Identify and pull out each line of the entries in which "مجدد" occurs.

= Extracted records =
▬▬▬
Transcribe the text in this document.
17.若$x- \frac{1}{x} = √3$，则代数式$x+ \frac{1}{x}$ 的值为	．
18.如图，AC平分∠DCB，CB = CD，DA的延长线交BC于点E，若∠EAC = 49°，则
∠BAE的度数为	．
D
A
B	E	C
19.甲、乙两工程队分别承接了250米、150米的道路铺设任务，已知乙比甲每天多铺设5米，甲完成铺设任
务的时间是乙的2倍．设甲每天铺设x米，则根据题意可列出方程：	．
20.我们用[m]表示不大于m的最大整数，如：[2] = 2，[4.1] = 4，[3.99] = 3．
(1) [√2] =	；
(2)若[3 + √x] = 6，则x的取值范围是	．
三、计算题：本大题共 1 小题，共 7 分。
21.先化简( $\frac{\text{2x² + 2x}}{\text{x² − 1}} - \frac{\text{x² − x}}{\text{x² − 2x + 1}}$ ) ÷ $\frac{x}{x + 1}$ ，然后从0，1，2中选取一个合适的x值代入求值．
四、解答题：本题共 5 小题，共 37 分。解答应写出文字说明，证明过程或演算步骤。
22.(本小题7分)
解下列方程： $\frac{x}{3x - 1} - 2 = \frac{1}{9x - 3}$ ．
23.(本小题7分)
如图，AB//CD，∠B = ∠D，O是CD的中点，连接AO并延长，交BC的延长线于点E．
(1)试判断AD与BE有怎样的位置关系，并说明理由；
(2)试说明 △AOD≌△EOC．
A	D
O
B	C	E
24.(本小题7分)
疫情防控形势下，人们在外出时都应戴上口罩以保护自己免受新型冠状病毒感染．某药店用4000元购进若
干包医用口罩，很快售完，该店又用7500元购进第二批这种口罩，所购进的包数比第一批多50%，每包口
▬▬▬
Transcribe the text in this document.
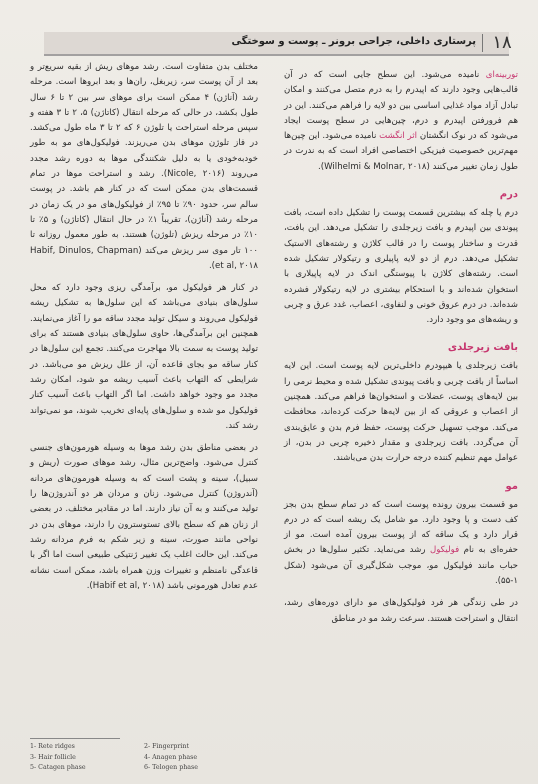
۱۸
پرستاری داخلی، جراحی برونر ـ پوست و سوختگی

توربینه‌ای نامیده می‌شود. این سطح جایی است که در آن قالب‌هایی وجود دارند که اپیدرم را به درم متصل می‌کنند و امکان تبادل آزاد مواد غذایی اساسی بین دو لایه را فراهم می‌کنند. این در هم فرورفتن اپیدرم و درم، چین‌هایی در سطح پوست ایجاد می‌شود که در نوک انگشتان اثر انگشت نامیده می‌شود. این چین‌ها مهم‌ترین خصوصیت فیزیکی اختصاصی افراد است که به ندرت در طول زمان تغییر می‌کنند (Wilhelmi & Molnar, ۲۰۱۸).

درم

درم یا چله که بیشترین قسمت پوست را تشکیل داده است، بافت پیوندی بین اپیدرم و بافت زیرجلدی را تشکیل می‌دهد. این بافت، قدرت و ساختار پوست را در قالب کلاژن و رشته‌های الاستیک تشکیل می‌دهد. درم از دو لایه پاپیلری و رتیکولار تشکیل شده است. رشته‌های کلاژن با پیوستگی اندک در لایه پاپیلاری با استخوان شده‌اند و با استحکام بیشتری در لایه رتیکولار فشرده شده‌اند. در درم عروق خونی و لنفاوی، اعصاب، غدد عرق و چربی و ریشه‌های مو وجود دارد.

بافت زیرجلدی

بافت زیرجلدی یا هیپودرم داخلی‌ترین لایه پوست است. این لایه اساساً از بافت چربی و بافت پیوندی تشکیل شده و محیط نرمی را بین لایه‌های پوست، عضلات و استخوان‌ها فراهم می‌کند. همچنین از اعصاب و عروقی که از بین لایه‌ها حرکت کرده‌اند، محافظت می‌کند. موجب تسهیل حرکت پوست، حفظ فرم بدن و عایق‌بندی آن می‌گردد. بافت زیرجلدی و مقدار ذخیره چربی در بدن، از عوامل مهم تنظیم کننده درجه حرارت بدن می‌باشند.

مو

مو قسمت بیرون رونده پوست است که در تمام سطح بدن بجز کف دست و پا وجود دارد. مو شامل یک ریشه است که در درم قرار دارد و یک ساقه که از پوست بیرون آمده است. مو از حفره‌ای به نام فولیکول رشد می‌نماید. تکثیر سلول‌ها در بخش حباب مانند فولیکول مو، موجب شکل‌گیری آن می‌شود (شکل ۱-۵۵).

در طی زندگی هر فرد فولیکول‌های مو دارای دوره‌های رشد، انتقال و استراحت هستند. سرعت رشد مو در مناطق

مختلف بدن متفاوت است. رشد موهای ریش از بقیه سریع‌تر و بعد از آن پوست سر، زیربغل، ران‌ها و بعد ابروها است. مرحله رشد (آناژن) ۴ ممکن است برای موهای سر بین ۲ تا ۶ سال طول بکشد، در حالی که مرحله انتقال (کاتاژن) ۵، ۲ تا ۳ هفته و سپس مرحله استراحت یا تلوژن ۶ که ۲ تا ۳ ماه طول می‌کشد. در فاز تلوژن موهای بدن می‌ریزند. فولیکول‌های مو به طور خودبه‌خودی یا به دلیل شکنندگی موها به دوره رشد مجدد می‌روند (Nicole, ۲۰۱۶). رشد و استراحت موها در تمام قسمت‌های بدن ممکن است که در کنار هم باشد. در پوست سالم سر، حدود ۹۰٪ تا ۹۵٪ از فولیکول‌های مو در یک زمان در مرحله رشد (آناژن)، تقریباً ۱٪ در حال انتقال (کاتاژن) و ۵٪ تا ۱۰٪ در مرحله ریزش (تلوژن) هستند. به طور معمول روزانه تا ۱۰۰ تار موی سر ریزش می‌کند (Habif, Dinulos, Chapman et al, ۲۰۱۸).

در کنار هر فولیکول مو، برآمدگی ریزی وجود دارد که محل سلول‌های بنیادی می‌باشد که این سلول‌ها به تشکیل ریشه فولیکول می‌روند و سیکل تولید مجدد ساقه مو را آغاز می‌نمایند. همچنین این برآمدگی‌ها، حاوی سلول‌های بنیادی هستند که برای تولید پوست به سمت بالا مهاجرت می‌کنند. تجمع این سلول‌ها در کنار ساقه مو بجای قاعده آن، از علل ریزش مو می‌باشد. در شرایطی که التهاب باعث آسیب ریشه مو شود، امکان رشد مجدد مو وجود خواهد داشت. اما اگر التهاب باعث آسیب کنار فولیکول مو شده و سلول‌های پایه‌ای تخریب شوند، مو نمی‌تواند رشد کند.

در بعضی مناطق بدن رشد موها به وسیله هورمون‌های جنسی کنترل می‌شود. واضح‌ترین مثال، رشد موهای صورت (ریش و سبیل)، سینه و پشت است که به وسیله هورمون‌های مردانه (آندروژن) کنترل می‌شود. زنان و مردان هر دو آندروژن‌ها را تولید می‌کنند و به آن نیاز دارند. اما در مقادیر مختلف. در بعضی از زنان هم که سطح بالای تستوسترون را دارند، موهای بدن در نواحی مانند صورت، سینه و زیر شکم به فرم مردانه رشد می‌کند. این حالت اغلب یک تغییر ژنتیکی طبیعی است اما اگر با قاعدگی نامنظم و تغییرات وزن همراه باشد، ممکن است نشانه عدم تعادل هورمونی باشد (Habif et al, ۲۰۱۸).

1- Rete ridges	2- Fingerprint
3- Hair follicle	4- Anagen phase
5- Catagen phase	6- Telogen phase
▬▬▬
= RESPONSE BELOW =
مختلف بدن متفاوت است. رشد موهای ریش از بقیه سریع‌تر و بعد از آن پوست سر، زیربغل، ران‌ها و بعد ابروها است. مرحله رشد (آناژن) ۴ ممکن است برای موهای سر بین ۲ تا ۶ سال طول بکشد، در حالی که مرحله انتقال (کاتاژن) ۵، ۲ تا ۳ هفته و سپس مرحله استراحت یا تلوژن ۶ که ۲ تا ۳ ماه طول می‌کشد. در فاز تلوژن موهای بدن می‌ریزند. فولیکول‌های مو به طور خودبه‌خودی یا به دلیل شکنندگی موها به دوره رشد مجدد می‌روند (Nicole, ۲۰۱۶). رشد و استراحت موها در تمام قسمت‌های بدن ممکن است که در کنار هم باشد. در پوست سالم سر، حدود ۹۰٪ تا ۹۵٪ از فولیکول‌های مو در یک زمان در مرحله رشد (آناژن)، تقریباً ۱٪ در حال انتقال (کاتاژن) و ۵٪ تا ۱۰٪ در مرحله ریزش (تلوژن) هستند. به طور معمول روزانه تا ۱۰۰ تار موی سر ریزش می‌کند (Habif, Dinulos, Chapman et al, ۲۰۱۸).
در کنار هر فولیکول مو، برآمدگی ریزی وجود دارد که محل سلول‌های بنیادی می‌باشد که این سلول‌ها به تشکیل ریشه فولیکول می‌روند و سیکل تولید مجدد ساقه مو را آغاز می‌نمایند. همچنین این برآمدگی‌ها، حاوی سلول‌های بنیادی هستند که برای تولید پوست به سمت بالا مهاجرت می‌کنند. تجمع این سلول‌ها در کنار ساقه مو بجای قاعده آن، از علل ریزش مو می‌باشد. در شرایطی که التهاب باعث آسیب ریشه مو شود، امکان رشد مجدد مو وجود خواهد داشت. اما اگر التهاب باعث آسیب کنار فولیکول مو شده و سلول‌های پایه‌ای تخریب شوند، مو نمی‌تواند رشد کند.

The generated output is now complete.